— Begin —

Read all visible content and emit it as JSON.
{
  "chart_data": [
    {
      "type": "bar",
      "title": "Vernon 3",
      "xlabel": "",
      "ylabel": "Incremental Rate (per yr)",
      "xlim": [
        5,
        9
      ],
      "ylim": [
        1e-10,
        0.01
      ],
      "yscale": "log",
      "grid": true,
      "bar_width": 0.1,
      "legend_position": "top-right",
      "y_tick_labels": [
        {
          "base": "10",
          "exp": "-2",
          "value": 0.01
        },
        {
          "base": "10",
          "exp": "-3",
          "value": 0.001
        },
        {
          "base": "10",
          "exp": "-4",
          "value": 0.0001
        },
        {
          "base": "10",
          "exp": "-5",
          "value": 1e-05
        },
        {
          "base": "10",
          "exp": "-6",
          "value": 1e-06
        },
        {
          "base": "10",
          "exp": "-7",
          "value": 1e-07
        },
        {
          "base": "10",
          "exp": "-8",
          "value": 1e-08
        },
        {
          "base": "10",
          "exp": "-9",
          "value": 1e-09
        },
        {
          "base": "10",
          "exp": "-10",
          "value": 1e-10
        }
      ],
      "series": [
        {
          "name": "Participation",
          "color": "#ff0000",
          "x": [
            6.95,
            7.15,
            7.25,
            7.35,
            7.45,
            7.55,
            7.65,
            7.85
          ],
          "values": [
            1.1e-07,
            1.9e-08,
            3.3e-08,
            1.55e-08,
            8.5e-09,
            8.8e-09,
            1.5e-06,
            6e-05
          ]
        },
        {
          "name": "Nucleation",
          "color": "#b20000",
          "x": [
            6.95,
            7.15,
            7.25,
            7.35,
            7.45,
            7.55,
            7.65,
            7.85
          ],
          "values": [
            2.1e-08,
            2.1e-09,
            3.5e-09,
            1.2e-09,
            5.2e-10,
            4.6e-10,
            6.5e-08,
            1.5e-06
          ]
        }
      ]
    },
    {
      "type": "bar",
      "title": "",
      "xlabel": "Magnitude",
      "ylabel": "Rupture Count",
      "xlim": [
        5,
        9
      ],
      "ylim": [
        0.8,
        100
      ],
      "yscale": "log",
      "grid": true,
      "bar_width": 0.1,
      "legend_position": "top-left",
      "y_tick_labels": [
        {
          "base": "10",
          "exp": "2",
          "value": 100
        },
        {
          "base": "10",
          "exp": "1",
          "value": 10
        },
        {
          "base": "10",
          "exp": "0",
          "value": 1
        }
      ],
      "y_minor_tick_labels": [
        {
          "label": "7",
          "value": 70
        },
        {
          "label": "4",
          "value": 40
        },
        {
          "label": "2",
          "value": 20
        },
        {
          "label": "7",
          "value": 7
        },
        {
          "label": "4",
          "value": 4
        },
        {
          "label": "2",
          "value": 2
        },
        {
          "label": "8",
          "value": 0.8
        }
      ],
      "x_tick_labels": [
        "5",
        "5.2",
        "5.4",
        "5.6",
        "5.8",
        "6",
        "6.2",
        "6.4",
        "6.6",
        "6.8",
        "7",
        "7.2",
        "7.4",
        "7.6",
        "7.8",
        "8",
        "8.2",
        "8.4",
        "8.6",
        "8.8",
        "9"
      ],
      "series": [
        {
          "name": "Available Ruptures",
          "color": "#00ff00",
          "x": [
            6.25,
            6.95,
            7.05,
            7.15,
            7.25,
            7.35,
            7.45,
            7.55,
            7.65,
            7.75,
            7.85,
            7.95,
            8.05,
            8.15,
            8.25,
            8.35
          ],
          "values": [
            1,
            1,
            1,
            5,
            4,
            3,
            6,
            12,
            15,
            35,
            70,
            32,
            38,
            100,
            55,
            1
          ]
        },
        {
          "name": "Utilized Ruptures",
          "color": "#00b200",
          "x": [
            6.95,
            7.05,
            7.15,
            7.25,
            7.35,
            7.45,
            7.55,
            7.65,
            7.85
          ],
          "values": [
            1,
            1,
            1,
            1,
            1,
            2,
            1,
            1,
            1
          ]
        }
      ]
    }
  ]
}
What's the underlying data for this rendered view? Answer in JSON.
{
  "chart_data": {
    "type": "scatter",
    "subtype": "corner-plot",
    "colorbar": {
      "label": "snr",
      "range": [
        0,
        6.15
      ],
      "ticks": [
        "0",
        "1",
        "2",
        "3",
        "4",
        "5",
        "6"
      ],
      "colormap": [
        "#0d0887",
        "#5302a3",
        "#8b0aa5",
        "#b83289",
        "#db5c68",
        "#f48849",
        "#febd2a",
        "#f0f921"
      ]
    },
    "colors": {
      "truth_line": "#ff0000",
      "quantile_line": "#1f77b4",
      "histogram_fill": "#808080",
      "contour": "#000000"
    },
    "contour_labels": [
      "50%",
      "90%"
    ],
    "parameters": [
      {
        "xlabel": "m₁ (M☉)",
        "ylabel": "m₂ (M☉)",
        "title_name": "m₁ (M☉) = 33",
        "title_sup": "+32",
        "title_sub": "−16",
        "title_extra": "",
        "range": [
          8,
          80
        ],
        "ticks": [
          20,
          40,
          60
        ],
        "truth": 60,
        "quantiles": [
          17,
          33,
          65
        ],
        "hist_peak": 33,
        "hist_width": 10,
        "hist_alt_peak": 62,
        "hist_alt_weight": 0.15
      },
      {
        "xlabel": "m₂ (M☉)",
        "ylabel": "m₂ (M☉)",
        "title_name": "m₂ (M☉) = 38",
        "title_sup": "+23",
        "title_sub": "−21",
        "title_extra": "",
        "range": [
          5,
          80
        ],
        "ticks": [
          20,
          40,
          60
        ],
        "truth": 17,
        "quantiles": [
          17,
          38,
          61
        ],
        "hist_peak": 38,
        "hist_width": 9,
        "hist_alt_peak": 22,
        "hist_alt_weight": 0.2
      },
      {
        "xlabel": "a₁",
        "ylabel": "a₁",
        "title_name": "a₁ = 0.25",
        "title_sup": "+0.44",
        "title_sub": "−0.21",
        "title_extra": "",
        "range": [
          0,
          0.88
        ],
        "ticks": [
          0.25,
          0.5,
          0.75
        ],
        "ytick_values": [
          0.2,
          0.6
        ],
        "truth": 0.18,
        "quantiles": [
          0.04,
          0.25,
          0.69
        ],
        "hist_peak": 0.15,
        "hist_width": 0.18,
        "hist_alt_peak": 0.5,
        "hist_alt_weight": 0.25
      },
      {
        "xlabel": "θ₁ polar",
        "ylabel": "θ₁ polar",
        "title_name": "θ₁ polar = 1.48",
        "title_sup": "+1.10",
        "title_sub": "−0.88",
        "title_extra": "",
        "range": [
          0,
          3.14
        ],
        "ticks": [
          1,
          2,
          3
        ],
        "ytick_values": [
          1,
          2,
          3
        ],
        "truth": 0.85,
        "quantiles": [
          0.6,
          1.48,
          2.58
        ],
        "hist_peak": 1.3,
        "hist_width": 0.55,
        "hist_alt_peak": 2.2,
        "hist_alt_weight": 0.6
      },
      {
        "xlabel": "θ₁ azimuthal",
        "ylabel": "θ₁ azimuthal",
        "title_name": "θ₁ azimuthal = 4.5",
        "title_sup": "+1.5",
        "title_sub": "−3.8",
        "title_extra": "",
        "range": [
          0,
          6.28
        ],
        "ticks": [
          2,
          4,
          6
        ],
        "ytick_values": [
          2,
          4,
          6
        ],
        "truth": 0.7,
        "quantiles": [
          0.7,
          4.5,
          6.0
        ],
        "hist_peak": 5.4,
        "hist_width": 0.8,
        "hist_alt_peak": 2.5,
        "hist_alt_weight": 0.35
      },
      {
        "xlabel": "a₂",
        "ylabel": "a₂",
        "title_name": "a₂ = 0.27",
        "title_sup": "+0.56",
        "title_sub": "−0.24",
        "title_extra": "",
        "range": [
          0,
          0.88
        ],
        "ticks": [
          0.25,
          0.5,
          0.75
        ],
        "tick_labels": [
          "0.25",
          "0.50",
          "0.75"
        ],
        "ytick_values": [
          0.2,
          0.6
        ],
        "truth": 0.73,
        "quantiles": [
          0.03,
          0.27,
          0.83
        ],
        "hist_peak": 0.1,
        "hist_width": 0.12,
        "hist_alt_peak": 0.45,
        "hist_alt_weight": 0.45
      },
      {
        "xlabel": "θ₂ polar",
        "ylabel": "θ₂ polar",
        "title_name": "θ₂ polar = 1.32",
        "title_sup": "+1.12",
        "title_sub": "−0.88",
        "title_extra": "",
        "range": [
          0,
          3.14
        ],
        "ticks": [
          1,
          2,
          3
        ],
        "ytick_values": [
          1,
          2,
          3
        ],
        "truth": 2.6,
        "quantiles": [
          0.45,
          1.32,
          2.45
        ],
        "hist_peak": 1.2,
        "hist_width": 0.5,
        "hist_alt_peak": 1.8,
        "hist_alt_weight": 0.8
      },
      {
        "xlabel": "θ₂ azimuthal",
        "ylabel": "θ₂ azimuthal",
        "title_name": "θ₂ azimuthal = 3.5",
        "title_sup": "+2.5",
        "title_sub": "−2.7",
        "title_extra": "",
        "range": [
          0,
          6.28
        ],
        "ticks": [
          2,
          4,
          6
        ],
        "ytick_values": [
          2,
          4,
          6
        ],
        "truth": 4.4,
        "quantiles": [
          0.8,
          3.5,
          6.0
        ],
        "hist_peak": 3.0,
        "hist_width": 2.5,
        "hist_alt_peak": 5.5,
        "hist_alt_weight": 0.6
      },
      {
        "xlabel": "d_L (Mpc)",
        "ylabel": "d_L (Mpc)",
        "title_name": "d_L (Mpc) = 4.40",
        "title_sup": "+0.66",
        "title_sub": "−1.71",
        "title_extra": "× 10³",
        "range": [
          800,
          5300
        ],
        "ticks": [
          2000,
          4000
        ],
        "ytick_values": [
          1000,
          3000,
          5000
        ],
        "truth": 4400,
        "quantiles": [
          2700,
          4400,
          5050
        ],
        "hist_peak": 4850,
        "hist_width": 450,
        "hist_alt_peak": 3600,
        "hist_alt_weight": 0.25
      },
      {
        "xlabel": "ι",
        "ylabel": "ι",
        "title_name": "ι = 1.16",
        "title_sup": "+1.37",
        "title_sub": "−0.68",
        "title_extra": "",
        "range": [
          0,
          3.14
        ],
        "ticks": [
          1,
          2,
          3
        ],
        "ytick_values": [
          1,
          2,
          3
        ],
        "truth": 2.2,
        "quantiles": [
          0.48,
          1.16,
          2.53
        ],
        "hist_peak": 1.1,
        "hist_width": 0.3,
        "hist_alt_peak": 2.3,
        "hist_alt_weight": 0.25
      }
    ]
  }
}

— End —

> **Task goal**: Identify and copy the lines holding the word "xlabel".

> **Task solution**:
      "xlabel": "",
      "xlabel": "Magnitude",
        "xlabel": "m₁ (M☉)",
        "xlabel": "m₂ (M☉)",
        "xlabel": "a₁",
        "xlabel": "θ₁ polar",
        "xlabel": "θ₁ azimuthal",
        "xlabel": "a₂",
        "xlabel": "θ₂ polar",
        "xlabel": "θ₂ azimuthal",
        "xlabel": "d_L (Mpc)",
        "xlabel": "ι",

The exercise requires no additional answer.